→ WRITTEN TASK: The records that follow are to be repeated exactly, with the pictures removed.

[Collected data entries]
==================================================

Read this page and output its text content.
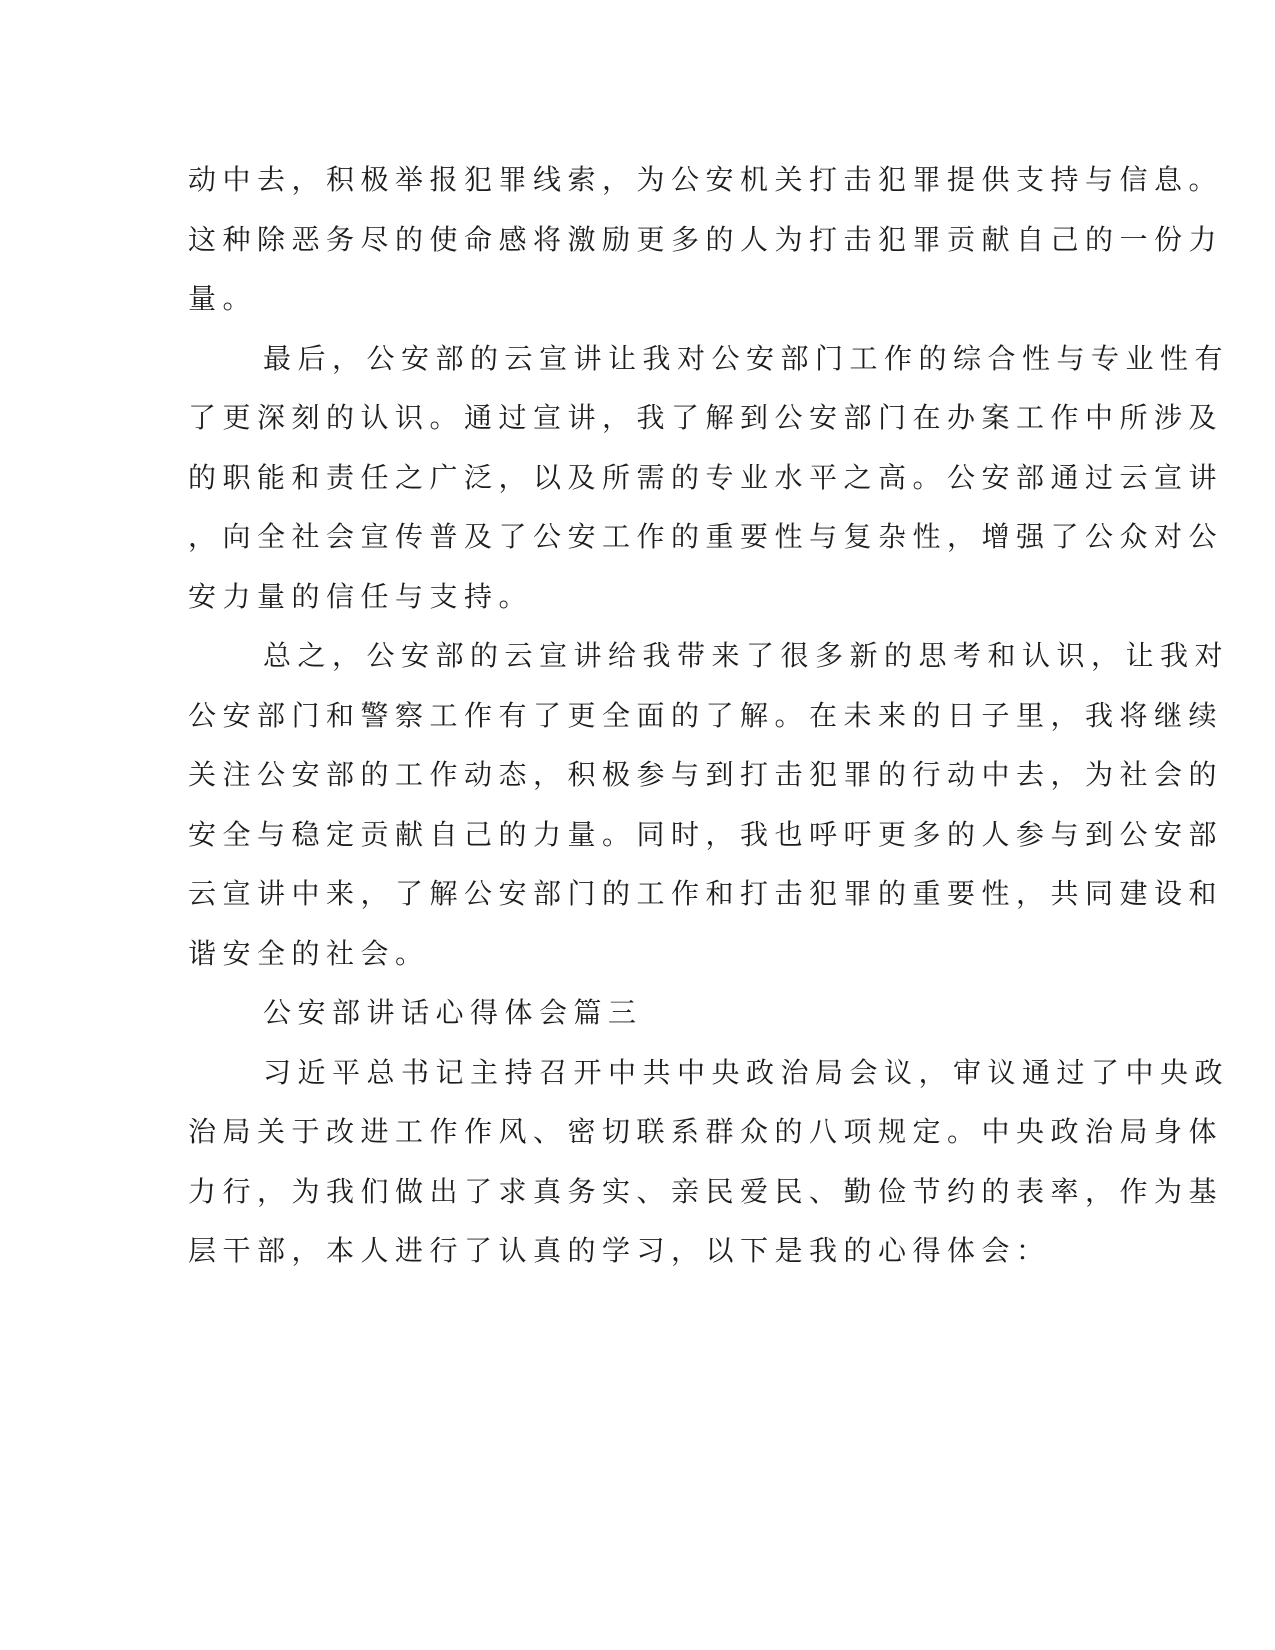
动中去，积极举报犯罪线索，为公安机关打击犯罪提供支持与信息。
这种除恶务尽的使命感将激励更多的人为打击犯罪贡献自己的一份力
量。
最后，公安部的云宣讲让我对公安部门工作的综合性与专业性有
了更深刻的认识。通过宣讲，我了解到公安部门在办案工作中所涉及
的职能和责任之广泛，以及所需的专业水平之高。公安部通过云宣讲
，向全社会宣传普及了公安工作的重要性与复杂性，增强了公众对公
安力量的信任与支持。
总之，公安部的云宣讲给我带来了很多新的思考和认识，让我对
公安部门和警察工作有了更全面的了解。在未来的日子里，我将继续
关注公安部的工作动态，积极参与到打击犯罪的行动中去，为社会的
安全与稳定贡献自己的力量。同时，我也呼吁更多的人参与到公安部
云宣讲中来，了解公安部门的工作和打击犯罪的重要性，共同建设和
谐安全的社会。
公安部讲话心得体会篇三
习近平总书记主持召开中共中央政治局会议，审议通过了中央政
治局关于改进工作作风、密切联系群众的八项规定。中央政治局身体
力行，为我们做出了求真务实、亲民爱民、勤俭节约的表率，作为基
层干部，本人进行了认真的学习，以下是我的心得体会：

==================================================

→ EXERCISE RESPONSE:
Read this page and output its text content.
动中去，积极举报犯罪线索，为公安机关打击犯罪提供支持与信息。
这种除恶务尽的使命感将激励更多的人为打击犯罪贡献自己的一份力
量。
最后，公安部的云宣讲让我对公安部门工作的综合性与专业性有
了更深刻的认识。通过宣讲，我了解到公安部门在办案工作中所涉及
的职能和责任之广泛，以及所需的专业水平之高。公安部通过云宣讲
，向全社会宣传普及了公安工作的重要性与复杂性，增强了公众对公
安力量的信任与支持。
总之，公安部的云宣讲给我带来了很多新的思考和认识，让我对
公安部门和警察工作有了更全面的了解。在未来的日子里，我将继续
关注公安部的工作动态，积极参与到打击犯罪的行动中去，为社会的
安全与稳定贡献自己的力量。同时，我也呼吁更多的人参与到公安部
云宣讲中来，了解公安部门的工作和打击犯罪的重要性，共同建设和
谐安全的社会。
公安部讲话心得体会篇三
习近平总书记主持召开中共中央政治局会议，审议通过了中央政
治局关于改进工作作风、密切联系群众的八项规定。中央政治局身体
力行，为我们做出了求真务实、亲民爱民、勤俭节约的表率，作为基
层干部，本人进行了认真的学习，以下是我的心得体会：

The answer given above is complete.